_TEXTO PROPORCIONADO_.
Por Eduardo Rosario
La construcción de la Presa de Colas en la provincia Sánchez Ramírez es una necesidad que tiene Barrick Pueblo Viejo para poder extender sus operaciones y el Estado Dominicano para continuar recibiendo el pago de cuantiosos impuestos de parte de la empresa minera, pero para la provincia, debe representar una oportunidad de desarrollo social y económico.
Estamos consciente de las necesidades del Estado y de la Barrick, pero no pueden seguir satisfaciéndolas sobre la pobreza, el engaño y la manipulación de un pueblo, al que, desde que inició la explotación minera a finales del año 2012, se le ha expropiado de los recursos que realmente le corresponden como beneficios netos de esas operaciones.
Ahora que pasaremos a una segunda etapa de la explotación, proponemos un alto en el camino, un punto de inflexión entre el pasado y el presente, para que en lo adelante la actividad minera resulte un negocio ganar-ganar; en el que gane el Gobierno, gane Barrick y ganen los dueños del oro.

_TU OBJETIVO_. Prosiga el texto sobre la Presa de Colas en Sánchez Ramírez a partir de su última oración, con el mismo tono y registro. Las entradas constituyen un material independiente del texto sobre la Presa de Colas.

_EXTRACTOS DE DATOS_.
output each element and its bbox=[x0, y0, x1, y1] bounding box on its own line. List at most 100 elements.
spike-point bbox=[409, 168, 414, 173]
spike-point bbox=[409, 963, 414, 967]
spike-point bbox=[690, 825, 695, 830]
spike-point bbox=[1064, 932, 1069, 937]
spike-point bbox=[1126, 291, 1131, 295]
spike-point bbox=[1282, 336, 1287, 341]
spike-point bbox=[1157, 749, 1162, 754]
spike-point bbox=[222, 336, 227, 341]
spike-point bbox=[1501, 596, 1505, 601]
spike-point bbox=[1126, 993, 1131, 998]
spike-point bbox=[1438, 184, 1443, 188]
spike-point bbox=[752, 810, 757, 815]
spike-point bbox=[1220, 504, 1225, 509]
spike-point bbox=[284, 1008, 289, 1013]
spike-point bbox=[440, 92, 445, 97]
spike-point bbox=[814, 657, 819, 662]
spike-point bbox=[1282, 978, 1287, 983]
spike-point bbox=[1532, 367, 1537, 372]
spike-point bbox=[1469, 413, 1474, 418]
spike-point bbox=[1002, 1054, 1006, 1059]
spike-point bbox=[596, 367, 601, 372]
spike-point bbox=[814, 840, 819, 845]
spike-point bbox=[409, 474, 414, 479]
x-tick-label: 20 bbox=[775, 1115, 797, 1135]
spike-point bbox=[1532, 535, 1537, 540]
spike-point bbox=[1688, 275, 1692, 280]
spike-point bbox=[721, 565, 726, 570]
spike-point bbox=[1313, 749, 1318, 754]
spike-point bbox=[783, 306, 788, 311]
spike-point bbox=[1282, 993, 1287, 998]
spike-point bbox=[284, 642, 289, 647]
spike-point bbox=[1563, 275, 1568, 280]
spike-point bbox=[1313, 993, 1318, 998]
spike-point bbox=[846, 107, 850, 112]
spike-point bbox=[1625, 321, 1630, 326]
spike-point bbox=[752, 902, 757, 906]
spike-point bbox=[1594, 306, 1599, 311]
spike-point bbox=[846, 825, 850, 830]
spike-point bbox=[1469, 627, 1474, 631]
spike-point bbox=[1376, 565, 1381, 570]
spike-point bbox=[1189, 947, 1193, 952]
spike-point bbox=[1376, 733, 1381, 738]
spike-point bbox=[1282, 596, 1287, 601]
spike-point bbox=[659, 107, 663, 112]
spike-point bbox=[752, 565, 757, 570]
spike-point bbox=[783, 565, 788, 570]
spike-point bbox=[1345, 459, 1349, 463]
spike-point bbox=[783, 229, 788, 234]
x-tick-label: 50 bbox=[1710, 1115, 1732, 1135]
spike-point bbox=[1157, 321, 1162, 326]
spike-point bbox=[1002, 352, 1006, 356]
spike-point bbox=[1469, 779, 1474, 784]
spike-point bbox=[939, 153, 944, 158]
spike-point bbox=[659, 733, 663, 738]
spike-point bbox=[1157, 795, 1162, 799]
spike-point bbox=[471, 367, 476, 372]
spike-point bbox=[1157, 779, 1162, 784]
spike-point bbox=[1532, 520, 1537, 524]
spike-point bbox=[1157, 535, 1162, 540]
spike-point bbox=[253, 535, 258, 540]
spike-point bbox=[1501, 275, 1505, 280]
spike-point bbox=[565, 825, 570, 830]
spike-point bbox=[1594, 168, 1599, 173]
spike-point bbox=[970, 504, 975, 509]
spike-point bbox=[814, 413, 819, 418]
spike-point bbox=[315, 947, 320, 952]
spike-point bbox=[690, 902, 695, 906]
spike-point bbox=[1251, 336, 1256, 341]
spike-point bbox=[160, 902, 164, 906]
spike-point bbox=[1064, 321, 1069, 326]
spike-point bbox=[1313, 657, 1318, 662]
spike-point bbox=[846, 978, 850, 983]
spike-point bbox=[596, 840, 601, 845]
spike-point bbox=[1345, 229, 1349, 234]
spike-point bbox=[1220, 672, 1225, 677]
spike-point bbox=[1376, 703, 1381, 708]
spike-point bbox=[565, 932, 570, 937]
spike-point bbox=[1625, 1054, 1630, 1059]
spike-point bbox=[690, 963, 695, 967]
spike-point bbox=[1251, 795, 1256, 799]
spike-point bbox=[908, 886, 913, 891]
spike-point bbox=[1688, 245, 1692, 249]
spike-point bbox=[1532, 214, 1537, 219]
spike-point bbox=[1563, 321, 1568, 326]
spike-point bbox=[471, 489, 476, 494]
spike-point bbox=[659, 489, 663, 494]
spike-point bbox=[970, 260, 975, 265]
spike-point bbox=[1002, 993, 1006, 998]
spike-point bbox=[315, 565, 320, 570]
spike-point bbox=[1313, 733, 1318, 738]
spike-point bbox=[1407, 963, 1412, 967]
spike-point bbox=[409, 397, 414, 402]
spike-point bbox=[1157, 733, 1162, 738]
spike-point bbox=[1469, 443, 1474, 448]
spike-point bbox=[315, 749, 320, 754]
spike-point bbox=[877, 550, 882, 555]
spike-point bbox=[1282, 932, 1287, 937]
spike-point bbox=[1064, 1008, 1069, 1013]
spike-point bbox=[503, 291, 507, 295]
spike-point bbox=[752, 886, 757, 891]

_RESULTADO DEL EJERCICIO_.
Pero para que los dueños del oro ganen, necesitan más y mejores empleos, que las autoridades y Barrick garanticen el respeto irrestricto de las normas medio ambientales, que les informen de primera mano sobre el proceso de construcción de la presa y, sobre todo, que reciban los recursos que les pertenecen por concepto del 5% de los beneficios netos de la explotación.
Solamente es viable la construcción de una cuarta Presa de Colas en Sánchez Ramírez, si esta representa la oportunidad para que por primera vez se sientan los principios de la responsabilidad minera en su territorio, de lo contrario, la población debe dar un paso al frente y rechazar tajantemente su construcción.